• [Extracted records]:
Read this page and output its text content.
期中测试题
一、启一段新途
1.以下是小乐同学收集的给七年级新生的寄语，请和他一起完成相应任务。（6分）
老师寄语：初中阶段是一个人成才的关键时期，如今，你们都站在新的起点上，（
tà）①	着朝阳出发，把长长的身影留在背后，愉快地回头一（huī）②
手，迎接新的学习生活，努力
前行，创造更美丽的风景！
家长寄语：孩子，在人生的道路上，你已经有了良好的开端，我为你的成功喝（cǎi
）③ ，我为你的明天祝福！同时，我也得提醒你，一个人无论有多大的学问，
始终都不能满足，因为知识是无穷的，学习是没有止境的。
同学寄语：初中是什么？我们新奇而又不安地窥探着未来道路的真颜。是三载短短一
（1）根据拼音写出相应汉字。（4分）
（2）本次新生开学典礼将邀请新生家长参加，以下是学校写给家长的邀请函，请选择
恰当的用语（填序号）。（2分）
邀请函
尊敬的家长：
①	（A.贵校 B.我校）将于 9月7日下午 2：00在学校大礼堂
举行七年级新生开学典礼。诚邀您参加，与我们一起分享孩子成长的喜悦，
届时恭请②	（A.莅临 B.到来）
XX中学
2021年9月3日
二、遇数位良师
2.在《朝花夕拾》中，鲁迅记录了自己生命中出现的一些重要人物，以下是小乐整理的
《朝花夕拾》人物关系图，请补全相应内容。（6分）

• [What is asked]: Retype the records that precede this task, keeping them exactly the same.

• [Response]:
Read this page and output its text content.
期中测试题
一、启一段新途
1.以下是小乐同学收集的给七年级新生的寄语，请和他一起完成相应任务。（6分）
老师寄语：初中阶段是一个人成才的关键时期，如今，你们都站在新的起点上，（
tà）①	着朝阳出发，把长长的身影留在背后，愉快地回头一（huī）②
手，迎接新的学习生活，努力
前行，创造更美丽的风景！
家长寄语：孩子，在人生的道路上，你已经有了良好的开端，我为你的成功喝（cǎi
）③ ，我为你的明天祝福！同时，我也得提醒你，一个人无论有多大的学问，
始终都不能满足，因为知识是无穷的，学习是没有止境的。
同学寄语：初中是什么？我们新奇而又不安地窥探着未来道路的真颜。是三载短短一
（1）根据拼音写出相应汉字。（4分）
（2）本次新生开学典礼将邀请新生家长参加，以下是学校写给家长的邀请函，请选择
恰当的用语（填序号）。（2分）
邀请函
尊敬的家长：
①	（A.贵校 B.我校）将于 9月7日下午 2：00在学校大礼堂
举行七年级新生开学典礼。诚邀您参加，与我们一起分享孩子成长的喜悦，
届时恭请②	（A.莅临 B.到来）
XX中学
2021年9月3日
二、遇数位良师
2.在《朝花夕拾》中，鲁迅记录了自己生命中出现的一些重要人物，以下是小乐整理的
《朝花夕拾》人物关系图，请补全相应内容。（6分）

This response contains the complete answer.